### Objective:
Copy out each line exactly as it appears.

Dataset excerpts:
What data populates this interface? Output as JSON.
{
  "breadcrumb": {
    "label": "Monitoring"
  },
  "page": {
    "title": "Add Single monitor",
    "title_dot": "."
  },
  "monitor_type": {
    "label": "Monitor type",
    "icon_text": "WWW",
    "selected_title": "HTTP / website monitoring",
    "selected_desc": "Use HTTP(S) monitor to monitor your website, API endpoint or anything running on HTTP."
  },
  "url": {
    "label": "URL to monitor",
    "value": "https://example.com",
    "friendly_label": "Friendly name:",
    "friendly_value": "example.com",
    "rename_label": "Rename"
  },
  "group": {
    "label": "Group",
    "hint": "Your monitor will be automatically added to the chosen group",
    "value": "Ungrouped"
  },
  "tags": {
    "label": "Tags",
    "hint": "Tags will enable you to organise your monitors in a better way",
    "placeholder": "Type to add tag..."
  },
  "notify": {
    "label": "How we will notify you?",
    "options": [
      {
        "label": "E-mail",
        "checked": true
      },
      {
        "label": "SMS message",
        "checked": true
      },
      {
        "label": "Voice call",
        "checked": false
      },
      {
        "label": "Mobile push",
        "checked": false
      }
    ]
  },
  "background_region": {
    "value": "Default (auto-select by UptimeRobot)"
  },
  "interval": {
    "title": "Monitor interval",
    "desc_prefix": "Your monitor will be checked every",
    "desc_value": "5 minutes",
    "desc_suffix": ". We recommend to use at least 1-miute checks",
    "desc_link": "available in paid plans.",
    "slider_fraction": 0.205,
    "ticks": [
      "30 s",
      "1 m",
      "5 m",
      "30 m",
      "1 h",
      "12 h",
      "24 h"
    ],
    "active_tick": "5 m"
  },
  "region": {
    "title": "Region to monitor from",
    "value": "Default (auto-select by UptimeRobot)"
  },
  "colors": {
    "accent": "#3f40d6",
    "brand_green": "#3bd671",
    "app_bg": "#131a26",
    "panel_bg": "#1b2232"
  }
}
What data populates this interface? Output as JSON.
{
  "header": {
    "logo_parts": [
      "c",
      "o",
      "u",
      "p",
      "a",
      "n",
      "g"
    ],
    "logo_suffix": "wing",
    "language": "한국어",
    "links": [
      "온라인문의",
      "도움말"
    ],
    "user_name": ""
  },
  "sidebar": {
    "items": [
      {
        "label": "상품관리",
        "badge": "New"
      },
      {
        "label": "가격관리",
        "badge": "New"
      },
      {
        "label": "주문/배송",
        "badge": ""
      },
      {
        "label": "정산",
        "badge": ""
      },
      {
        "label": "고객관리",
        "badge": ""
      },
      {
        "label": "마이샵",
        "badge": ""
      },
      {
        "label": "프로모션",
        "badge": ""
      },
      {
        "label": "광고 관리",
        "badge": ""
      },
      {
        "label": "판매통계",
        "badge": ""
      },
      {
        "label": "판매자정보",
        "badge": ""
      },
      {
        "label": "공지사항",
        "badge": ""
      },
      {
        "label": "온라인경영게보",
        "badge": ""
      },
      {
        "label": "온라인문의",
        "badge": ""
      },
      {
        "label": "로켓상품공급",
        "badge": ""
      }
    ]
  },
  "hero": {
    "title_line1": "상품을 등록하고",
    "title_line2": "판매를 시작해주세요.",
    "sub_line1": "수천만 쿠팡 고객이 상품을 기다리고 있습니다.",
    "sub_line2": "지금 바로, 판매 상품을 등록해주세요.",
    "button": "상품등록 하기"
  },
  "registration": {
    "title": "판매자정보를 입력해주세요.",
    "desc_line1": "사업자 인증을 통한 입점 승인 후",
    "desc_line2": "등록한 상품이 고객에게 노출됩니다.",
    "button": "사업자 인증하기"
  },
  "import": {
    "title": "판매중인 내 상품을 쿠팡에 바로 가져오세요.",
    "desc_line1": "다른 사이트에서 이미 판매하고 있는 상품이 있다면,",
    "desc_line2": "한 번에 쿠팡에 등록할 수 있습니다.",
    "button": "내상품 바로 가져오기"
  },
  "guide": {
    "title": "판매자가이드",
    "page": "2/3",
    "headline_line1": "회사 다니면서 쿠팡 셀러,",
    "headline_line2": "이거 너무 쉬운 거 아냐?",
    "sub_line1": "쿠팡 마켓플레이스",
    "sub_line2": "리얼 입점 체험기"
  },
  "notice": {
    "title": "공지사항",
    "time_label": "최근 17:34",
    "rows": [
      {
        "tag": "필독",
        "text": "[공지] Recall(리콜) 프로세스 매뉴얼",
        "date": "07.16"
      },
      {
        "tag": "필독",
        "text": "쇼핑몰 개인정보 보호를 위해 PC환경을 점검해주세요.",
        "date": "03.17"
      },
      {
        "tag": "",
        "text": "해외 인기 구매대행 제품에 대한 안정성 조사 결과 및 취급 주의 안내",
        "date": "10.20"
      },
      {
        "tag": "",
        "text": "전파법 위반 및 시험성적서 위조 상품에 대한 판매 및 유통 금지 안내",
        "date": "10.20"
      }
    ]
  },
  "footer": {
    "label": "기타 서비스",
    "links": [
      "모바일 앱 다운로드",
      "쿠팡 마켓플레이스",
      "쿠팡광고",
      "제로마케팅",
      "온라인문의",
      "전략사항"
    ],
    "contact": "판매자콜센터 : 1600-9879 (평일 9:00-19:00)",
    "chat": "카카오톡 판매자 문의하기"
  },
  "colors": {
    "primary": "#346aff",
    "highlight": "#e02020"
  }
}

### Worked solution:
What data populates this interface? Output as JSON.
{
  "breadcrumb": {
    "label": "Monitoring"
  },
  "page": {
    "title": "Add Single monitor",
    "title_dot": "."
  },
  "monitor_type": {
    "label": "Monitor type",
    "icon_text": "WWW",
    "selected_title": "HTTP / website monitoring",
    "selected_desc": "Use HTTP(S) monitor to monitor your website, API endpoint or anything running on HTTP."
  },
  "url": {
    "label": "URL to monitor",
    "value": "https://example.com",
    "friendly_label": "Friendly name:",
    "friendly_value": "example.com",
    "rename_label": "Rename"
  },
  "group": {
    "label": "Group",
    "hint": "Your monitor will be automatically added to the chosen group",
    "value": "Ungrouped"
  },
  "tags": {
    "label": "Tags",
    "hint": "Tags will enable you to organise your monitors in a better way",
    "placeholder": "Type to add tag..."
  },
  "notify": {
    "label": "How we will notify you?",
    "options": [
      {
        "label": "E-mail",
        "checked": true
      },
      {
        "label": "SMS message",
        "checked": true
      },
      {
        "label": "Voice call",
        "checked": false
      },
      {
        "label": "Mobile push",
        "checked": false
      }
    ]
  },
  "background_region": {
    "value": "Default (auto-select by UptimeRobot)"
  },
  "interval": {
    "title": "Monitor interval",
    "desc_prefix": "Your monitor will be checked every",
    "desc_value": "5 minutes",
    "desc_suffix": ". We recommend to use at least 1-miute checks",
    "desc_link": "available in paid plans.",
    "slider_fraction": 0.205,
    "ticks": [
      "30 s",
      "1 m",
      "5 m",
      "30 m",
      "1 h",
      "12 h",
      "24 h"
    ],
    "active_tick": "5 m"
  },
  "region": {
    "title": "Region to monitor from",
    "value": "Default (auto-select by UptimeRobot)"
  },
  "colors": {
    "accent": "#3f40d6",
    "brand_green": "#3bd671",
    "app_bg": "#131a26",
    "panel_bg": "#1b2232"
  }
}
What data populates this interface? Output as JSON.
{
  "header": {
    "logo_parts": [
      "c",
      "o",
      "u",
      "p",
      "a",
      "n",
      "g"
    ],
    "logo_suffix": "wing",
    "language": "한국어",
    "links": [
      "온라인문의",
      "도움말"
    ],
    "user_name": ""
  },
  "sidebar": {
    "items": [
      {
        "label": "상품관리",
        "badge": "New"
      },
      {
        "label": "가격관리",
        "badge": "New"
      },
      {
        "label": "주문/배송",
        "badge": ""
      },
      {
        "label": "정산",
        "badge": ""
      },
      {
        "label": "고객관리",
        "badge": ""
      },
      {
        "label": "마이샵",
        "badge": ""
      },
      {
        "label": "프로모션",
        "badge": ""
      },
      {
        "label": "광고 관리",
        "badge": ""
      },
      {
        "label": "판매통계",
        "badge": ""
      },
      {
        "label": "판매자정보",
        "badge": ""
      },
      {
        "label": "공지사항",
        "badge": ""
      },
      {
        "label": "온라인경영게보",
        "badge": ""
      },
      {
        "label": "온라인문의",
        "badge": ""
      },
      {
        "label": "로켓상품공급",
        "badge": ""
      }
    ]
  },
  "hero": {
    "title_line1": "상품을 등록하고",
    "title_line2": "판매를 시작해주세요.",
    "sub_line1": "수천만 쿠팡 고객이 상품을 기다리고 있습니다.",
    "sub_line2": "지금 바로, 판매 상품을 등록해주세요.",
    "button": "상품등록 하기"
  },
  "registration": {
    "title": "판매자정보를 입력해주세요.",
    "desc_line1": "사업자 인증을 통한 입점 승인 후",
    "desc_line2": "등록한 상품이 고객에게 노출됩니다.",
    "button": "사업자 인증하기"
  },
  "import": {
    "title": "판매중인 내 상품을 쿠팡에 바로 가져오세요.",
    "desc_line1": "다른 사이트에서 이미 판매하고 있는 상품이 있다면,",
    "desc_line2": "한 번에 쿠팡에 등록할 수 있습니다.",
    "button": "내상품 바로 가져오기"
  },
  "guide": {
    "title": "판매자가이드",
    "page": "2/3",
    "headline_line1": "회사 다니면서 쿠팡 셀러,",
    "headline_line2": "이거 너무 쉬운 거 아냐?",
    "sub_line1": "쿠팡 마켓플레이스",
    "sub_line2": "리얼 입점 체험기"
  },
  "notice": {
    "title": "공지사항",
    "time_label": "최근 17:34",
    "rows": [
      {
        "tag": "필독",
        "text": "[공지] Recall(리콜) 프로세스 매뉴얼",
        "date": "07.16"
      },
      {
        "tag": "필독",
        "text": "쇼핑몰 개인정보 보호를 위해 PC환경을 점검해주세요.",
        "date": "03.17"
      },
      {
        "tag": "",
        "text": "해외 인기 구매대행 제품에 대한 안정성 조사 결과 및 취급 주의 안내",
        "date": "10.20"
      },
      {
        "tag": "",
        "text": "전파법 위반 및 시험성적서 위조 상품에 대한 판매 및 유통 금지 안내",
        "date": "10.20"
      }
    ]
  },
  "footer": {
    "label": "기타 서비스",
    "links": [
      "모바일 앱 다운로드",
      "쿠팡 마켓플레이스",
      "쿠팡광고",
      "제로마케팅",
      "온라인문의",
      "전략사항"
    ],
    "contact": "판매자콜센터 : 1600-9879 (평일 9:00-19:00)",
    "chat": "카카오톡 판매자 문의하기"
  },
  "colors": {
    "primary": "#346aff",
    "highlight": "#e02020"
  }
}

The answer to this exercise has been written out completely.